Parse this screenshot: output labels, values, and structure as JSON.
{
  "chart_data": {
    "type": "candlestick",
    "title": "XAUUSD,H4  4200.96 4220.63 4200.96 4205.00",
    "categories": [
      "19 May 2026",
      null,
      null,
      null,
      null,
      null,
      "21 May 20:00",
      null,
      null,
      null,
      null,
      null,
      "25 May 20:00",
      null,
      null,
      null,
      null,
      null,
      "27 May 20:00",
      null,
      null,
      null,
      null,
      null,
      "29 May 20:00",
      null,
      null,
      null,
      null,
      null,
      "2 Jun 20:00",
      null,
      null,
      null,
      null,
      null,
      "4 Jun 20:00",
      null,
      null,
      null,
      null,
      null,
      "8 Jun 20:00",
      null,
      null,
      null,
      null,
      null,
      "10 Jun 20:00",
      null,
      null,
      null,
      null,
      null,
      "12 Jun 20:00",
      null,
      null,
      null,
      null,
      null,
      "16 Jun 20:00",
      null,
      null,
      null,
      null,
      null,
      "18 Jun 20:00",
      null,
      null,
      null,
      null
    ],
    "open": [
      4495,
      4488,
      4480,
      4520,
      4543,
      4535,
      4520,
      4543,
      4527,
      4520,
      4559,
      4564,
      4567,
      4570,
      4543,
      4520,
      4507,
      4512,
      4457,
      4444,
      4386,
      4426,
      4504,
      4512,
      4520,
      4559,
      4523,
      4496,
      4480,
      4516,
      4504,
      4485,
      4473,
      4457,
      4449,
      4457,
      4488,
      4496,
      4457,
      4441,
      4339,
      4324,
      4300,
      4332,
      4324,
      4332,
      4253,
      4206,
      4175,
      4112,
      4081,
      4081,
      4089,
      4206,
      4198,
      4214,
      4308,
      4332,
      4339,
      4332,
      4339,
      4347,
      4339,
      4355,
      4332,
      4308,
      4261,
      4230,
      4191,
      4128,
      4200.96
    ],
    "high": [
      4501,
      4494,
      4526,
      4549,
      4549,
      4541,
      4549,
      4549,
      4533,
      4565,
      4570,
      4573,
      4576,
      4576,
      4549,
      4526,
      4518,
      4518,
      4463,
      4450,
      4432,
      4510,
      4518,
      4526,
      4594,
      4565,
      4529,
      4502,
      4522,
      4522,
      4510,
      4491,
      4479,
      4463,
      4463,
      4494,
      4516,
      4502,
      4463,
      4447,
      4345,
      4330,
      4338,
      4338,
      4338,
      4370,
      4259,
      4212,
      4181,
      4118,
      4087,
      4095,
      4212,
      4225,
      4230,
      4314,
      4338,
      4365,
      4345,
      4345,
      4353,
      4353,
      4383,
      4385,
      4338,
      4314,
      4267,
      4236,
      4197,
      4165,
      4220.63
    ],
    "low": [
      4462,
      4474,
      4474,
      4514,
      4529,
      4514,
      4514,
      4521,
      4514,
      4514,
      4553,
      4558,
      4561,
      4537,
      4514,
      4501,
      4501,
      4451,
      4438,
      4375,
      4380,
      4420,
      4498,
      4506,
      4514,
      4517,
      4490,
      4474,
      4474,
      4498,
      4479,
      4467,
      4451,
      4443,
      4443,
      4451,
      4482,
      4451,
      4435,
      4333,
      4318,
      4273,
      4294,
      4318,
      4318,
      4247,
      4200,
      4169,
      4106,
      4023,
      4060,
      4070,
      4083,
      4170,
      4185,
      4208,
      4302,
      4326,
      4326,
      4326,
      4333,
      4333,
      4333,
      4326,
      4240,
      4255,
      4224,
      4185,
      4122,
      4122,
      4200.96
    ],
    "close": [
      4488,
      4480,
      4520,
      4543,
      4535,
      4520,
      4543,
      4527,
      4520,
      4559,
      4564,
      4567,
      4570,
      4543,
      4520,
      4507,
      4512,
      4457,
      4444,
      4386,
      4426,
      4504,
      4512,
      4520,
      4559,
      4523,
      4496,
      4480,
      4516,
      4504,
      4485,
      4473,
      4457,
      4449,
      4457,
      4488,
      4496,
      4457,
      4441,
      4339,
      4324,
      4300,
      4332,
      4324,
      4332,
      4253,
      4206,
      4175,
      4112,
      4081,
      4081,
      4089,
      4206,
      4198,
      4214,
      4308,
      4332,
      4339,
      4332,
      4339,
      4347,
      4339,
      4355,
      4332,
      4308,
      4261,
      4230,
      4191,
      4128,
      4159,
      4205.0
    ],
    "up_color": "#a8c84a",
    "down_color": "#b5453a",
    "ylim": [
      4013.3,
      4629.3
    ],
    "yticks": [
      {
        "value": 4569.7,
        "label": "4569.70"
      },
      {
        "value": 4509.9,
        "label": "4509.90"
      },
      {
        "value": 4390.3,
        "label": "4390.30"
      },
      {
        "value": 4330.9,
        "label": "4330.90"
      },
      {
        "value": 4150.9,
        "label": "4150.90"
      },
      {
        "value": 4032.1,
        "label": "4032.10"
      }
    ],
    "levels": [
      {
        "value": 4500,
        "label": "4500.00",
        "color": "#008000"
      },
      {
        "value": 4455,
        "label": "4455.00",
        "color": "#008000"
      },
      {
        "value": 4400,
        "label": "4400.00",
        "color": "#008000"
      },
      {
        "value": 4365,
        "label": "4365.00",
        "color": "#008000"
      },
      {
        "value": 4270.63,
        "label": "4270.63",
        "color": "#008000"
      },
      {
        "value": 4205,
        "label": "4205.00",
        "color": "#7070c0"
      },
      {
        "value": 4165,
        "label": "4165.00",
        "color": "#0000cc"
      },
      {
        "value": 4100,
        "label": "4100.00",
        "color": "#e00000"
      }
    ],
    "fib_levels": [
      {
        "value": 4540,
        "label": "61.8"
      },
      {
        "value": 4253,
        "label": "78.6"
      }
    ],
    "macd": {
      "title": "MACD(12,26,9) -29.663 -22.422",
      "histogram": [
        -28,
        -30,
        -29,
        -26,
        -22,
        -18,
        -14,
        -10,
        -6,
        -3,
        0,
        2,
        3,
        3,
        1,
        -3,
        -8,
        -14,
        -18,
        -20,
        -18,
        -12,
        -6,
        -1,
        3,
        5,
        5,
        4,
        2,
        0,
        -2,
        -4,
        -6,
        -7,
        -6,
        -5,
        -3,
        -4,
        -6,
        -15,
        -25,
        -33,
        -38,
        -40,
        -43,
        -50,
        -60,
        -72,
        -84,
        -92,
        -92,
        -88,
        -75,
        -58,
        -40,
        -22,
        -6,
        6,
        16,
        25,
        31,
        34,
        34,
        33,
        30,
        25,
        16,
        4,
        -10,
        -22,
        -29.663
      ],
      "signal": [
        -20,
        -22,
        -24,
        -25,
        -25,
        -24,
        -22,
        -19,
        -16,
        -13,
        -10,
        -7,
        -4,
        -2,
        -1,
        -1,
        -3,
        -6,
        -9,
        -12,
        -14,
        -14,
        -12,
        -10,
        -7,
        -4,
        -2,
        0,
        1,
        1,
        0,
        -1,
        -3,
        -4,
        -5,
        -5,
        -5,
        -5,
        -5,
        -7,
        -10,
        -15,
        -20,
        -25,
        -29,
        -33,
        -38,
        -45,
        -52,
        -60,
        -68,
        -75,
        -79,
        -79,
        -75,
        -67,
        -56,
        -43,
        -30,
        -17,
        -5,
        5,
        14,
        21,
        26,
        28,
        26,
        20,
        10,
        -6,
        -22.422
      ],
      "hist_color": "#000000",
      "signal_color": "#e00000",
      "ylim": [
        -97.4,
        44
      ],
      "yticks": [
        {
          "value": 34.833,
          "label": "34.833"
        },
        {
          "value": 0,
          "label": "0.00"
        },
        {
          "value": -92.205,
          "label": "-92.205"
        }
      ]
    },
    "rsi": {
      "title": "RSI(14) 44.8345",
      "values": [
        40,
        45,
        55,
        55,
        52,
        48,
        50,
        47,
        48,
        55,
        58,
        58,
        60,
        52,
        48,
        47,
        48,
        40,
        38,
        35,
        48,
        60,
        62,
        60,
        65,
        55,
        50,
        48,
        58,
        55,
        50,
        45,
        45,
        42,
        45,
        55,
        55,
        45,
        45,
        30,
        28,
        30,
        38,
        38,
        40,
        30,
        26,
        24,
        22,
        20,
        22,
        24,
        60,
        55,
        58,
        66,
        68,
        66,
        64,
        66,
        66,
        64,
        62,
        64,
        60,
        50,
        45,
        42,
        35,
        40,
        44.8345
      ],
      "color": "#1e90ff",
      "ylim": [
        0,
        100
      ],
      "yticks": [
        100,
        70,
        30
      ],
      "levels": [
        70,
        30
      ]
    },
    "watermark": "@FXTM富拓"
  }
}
^^^^^^^^^^^^^^^^
_Problem to work on_:
Going through the entries above, report how many lines include the string "values". The number alone is the answer.

_Solution to the problem_:
2